── Data for the task

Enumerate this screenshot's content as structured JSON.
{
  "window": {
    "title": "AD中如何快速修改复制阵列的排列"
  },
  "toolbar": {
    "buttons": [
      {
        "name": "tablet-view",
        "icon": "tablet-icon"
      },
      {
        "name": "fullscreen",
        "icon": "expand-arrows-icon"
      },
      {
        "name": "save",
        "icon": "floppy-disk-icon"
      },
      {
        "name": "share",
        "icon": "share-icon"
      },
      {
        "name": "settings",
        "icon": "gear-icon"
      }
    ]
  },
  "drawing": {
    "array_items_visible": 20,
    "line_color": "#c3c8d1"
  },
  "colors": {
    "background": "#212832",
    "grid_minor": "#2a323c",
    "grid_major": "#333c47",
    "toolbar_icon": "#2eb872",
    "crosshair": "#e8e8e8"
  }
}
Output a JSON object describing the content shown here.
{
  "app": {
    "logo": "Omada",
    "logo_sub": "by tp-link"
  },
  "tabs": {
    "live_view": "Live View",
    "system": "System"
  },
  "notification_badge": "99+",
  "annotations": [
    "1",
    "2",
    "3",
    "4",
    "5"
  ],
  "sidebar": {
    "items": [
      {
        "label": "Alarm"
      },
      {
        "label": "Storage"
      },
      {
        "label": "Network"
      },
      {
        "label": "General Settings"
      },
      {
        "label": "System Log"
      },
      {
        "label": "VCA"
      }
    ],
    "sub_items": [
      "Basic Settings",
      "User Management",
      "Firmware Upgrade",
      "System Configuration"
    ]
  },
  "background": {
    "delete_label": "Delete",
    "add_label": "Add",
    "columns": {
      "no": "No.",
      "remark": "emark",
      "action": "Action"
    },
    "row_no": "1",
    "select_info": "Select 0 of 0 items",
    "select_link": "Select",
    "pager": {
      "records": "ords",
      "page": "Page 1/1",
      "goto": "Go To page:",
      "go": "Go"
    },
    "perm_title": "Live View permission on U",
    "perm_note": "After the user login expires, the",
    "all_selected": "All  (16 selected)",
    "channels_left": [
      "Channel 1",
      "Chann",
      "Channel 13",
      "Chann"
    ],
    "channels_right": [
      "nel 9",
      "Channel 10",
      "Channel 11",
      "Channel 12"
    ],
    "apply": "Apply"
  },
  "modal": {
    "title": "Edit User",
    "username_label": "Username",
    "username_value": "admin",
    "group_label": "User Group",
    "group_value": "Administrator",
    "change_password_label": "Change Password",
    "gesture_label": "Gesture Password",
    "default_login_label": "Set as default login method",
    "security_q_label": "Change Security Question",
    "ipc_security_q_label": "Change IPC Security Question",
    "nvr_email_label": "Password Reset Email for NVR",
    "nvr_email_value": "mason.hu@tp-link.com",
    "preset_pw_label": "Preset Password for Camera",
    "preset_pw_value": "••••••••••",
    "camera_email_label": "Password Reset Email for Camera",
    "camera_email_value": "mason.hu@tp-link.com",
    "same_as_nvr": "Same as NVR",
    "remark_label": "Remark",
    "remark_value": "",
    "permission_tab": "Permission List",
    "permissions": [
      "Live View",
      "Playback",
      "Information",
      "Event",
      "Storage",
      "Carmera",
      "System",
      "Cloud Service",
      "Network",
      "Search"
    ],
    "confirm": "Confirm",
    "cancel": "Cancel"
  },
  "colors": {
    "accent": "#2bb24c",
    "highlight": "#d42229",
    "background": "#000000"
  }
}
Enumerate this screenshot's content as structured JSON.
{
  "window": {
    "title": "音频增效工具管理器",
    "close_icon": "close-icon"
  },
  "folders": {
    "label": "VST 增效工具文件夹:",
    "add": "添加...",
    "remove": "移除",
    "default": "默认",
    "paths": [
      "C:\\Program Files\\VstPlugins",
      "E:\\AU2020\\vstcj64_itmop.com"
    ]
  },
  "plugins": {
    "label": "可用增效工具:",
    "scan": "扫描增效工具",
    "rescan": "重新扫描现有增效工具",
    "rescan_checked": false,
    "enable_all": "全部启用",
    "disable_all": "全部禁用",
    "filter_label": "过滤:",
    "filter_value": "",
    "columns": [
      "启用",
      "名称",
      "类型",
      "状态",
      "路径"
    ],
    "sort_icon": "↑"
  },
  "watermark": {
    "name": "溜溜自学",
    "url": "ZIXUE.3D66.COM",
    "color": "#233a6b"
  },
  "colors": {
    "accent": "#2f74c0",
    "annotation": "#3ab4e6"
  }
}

────

Exercise — Retype the records above exactly.

The output —
Enumerate this screenshot's content as structured JSON.
{
  "window": {
    "title": "AD中如何快速修改复制阵列的排列"
  },
  "toolbar": {
    "buttons": [
      {
        "name": "tablet-view",
        "icon": "tablet-icon"
      },
      {
        "name": "fullscreen",
        "icon": "expand-arrows-icon"
      },
      {
        "name": "save",
        "icon": "floppy-disk-icon"
      },
      {
        "name": "share",
        "icon": "share-icon"
      },
      {
        "name": "settings",
        "icon": "gear-icon"
      }
    ]
  },
  "drawing": {
    "array_items_visible": 20,
    "line_color": "#c3c8d1"
  },
  "colors": {
    "background": "#212832",
    "grid_minor": "#2a323c",
    "grid_major": "#333c47",
    "toolbar_icon": "#2eb872",
    "crosshair": "#e8e8e8"
  }
}
Output a JSON object describing the content shown here.
{
  "app": {
    "logo": "Omada",
    "logo_sub": "by tp-link"
  },
  "tabs": {
    "live_view": "Live View",
    "system": "System"
  },
  "notification_badge": "99+",
  "annotations": [
    "1",
    "2",
    "3",
    "4",
    "5"
  ],
  "sidebar": {
    "items": [
      {
        "label": "Alarm"
      },
      {
        "label": "Storage"
      },
      {
        "label": "Network"
      },
      {
        "label": "General Settings"
      },
      {
        "label": "System Log"
      },
      {
        "label": "VCA"
      }
    ],
    "sub_items": [
      "Basic Settings",
      "User Management",
      "Firmware Upgrade",
      "System Configuration"
    ]
  },
  "background": {
    "delete_label": "Delete",
    "add_label": "Add",
    "columns": {
      "no": "No.",
      "remark": "emark",
      "action": "Action"
    },
    "row_no": "1",
    "select_info": "Select 0 of 0 items",
    "select_link": "Select",
    "pager": {
      "records": "ords",
      "page": "Page 1/1",
      "goto": "Go To page:",
      "go": "Go"
    },
    "perm_title": "Live View permission on U",
    "perm_note": "After the user login expires, the",
    "all_selected": "All  (16 selected)",
    "channels_left": [
      "Channel 1",
      "Chann",
      "Channel 13",
      "Chann"
    ],
    "channels_right": [
      "nel 9",
      "Channel 10",
      "Channel 11",
      "Channel 12"
    ],
    "apply": "Apply"
  },
  "modal": {
    "title": "Edit User",
    "username_label": "Username",
    "username_value": "admin",
    "group_label": "User Group",
    "group_value": "Administrator",
    "change_password_label": "Change Password",
    "gesture_label": "Gesture Password",
    "default_login_label": "Set as default login method",
    "security_q_label": "Change Security Question",
    "ipc_security_q_label": "Change IPC Security Question",
    "nvr_email_label": "Password Reset Email for NVR",
    "nvr_email_value": "mason.hu@tp-link.com",
    "preset_pw_label": "Preset Password for Camera",
    "preset_pw_value": "••••••••••",
    "camera_email_label": "Password Reset Email for Camera",
    "camera_email_value": "mason.hu@tp-link.com",
    "same_as_nvr": "Same as NVR",
    "remark_label": "Remark",
    "remark_value": "",
    "permission_tab": "Permission List",
    "permissions": [
      "Live View",
      "Playback",
      "Information",
      "Event",
      "Storage",
      "Carmera",
      "System",
      "Cloud Service",
      "Network",
      "Search"
    ],
    "confirm": "Confirm",
    "cancel": "Cancel"
  },
  "colors": {
    "accent": "#2bb24c",
    "highlight": "#d42229",
    "background": "#000000"
  }
}
Enumerate this screenshot's content as structured JSON.
{
  "window": {
    "title": "音频增效工具管理器",
    "close_icon": "close-icon"
  },
  "folders": {
    "label": "VST 增效工具文件夹:",
    "add": "添加...",
    "remove": "移除",
    "default": "默认",
    "paths": [
      "C:\\Program Files\\VstPlugins",
      "E:\\AU2020\\vstcj64_itmop.com"
    ]
  },
  "plugins": {
    "label": "可用增效工具:",
    "scan": "扫描增效工具",
    "rescan": "重新扫描现有增效工具",
    "rescan_checked": false,
    "enable_all": "全部启用",
    "disable_all": "全部禁用",
    "filter_label": "过滤:",
    "filter_value": "",
    "columns": [
      "启用",
      "名称",
      "类型",
      "状态",
      "路径"
    ],
    "sort_icon": "↑"
  },
  "watermark": {
    "name": "溜溜自学",
    "url": "ZIXUE.3D66.COM",
    "color": "#233a6b"
  },
  "colors": {
    "accent": "#2f74c0",
    "annotation": "#3ab4e6"
  }
}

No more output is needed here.